# [To be done]
Tally every line of the listing below that holds "brand", then give the tally alone.
○ ○ ○
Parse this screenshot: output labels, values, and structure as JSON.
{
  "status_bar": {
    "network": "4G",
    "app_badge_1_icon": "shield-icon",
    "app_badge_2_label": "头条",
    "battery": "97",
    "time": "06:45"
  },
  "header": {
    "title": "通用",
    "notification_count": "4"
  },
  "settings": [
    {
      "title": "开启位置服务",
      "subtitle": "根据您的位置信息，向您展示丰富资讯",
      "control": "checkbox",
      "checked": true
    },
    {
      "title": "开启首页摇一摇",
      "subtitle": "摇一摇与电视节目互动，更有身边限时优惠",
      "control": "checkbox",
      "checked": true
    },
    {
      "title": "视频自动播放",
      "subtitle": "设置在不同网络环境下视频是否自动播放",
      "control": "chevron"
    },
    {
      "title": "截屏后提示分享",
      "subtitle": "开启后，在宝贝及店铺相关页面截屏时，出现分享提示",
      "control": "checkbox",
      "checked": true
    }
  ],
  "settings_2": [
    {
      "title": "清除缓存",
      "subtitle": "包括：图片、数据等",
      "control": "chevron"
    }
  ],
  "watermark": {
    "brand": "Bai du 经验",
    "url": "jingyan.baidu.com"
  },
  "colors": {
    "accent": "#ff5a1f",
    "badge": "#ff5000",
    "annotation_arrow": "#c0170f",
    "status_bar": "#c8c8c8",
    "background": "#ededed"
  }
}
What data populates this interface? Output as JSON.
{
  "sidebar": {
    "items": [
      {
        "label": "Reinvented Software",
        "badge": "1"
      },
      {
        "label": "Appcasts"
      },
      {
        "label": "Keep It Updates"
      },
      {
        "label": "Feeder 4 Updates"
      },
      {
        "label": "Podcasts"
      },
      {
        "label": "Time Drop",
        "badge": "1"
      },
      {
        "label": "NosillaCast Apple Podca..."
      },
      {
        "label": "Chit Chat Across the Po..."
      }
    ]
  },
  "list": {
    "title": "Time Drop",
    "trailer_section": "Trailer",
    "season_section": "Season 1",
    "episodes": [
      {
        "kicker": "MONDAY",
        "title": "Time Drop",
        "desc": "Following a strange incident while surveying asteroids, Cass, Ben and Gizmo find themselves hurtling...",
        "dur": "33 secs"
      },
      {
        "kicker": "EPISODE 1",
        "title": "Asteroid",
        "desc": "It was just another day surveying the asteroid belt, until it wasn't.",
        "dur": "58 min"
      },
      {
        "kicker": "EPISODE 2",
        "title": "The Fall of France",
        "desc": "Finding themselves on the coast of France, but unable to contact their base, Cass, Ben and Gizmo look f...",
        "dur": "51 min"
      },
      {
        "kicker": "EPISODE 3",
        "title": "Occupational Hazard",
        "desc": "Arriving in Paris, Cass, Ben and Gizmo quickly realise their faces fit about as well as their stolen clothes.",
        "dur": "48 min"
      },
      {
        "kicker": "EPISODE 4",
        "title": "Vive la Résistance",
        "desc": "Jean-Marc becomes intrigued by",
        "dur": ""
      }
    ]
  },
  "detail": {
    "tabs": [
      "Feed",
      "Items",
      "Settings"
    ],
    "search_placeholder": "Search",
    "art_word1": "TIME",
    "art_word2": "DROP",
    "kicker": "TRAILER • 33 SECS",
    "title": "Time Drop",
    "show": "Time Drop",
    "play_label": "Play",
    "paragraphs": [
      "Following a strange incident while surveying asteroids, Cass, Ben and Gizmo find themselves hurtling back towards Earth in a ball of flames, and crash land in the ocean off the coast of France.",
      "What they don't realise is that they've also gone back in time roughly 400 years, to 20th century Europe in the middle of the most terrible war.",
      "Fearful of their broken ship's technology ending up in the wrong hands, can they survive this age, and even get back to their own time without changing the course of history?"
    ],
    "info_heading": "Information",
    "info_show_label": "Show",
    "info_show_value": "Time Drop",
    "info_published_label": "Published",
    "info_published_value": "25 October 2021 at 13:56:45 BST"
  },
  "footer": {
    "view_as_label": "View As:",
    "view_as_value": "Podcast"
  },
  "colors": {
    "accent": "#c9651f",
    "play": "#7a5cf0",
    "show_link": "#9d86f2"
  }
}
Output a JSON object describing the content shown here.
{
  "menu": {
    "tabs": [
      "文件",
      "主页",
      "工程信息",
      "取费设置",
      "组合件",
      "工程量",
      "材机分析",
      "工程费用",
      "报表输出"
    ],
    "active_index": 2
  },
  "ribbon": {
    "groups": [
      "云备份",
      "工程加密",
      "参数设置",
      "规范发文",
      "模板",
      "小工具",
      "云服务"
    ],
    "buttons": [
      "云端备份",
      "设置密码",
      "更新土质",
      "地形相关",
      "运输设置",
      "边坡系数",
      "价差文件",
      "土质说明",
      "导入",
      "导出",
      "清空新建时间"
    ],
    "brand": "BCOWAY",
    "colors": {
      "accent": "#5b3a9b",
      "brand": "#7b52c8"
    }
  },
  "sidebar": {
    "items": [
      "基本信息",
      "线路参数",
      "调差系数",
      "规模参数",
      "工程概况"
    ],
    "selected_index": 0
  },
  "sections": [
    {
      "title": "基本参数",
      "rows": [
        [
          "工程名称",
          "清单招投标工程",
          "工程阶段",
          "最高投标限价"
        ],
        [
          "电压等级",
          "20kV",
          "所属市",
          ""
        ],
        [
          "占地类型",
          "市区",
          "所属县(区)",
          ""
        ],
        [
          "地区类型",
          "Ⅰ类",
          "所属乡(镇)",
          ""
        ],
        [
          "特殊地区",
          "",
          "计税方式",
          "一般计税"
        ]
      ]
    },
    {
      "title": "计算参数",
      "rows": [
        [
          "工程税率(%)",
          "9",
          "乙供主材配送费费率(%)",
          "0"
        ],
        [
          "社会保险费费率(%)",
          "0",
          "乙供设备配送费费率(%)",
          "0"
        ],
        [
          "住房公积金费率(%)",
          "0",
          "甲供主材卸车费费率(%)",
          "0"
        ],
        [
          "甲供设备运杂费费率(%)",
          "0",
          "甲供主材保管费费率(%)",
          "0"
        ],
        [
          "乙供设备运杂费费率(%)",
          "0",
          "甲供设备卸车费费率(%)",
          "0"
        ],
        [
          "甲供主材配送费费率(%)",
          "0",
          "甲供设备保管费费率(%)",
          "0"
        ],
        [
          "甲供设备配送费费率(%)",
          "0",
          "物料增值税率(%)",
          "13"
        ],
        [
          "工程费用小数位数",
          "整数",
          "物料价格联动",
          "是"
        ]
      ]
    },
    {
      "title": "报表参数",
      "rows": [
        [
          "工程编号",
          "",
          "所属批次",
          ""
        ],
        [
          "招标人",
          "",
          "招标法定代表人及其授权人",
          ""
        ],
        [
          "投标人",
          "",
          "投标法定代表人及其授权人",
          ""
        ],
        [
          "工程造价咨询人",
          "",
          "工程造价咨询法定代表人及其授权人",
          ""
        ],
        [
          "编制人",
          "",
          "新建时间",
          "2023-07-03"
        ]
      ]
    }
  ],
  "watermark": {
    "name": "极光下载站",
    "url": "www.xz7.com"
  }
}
○ ○ ○
# [Task result]
3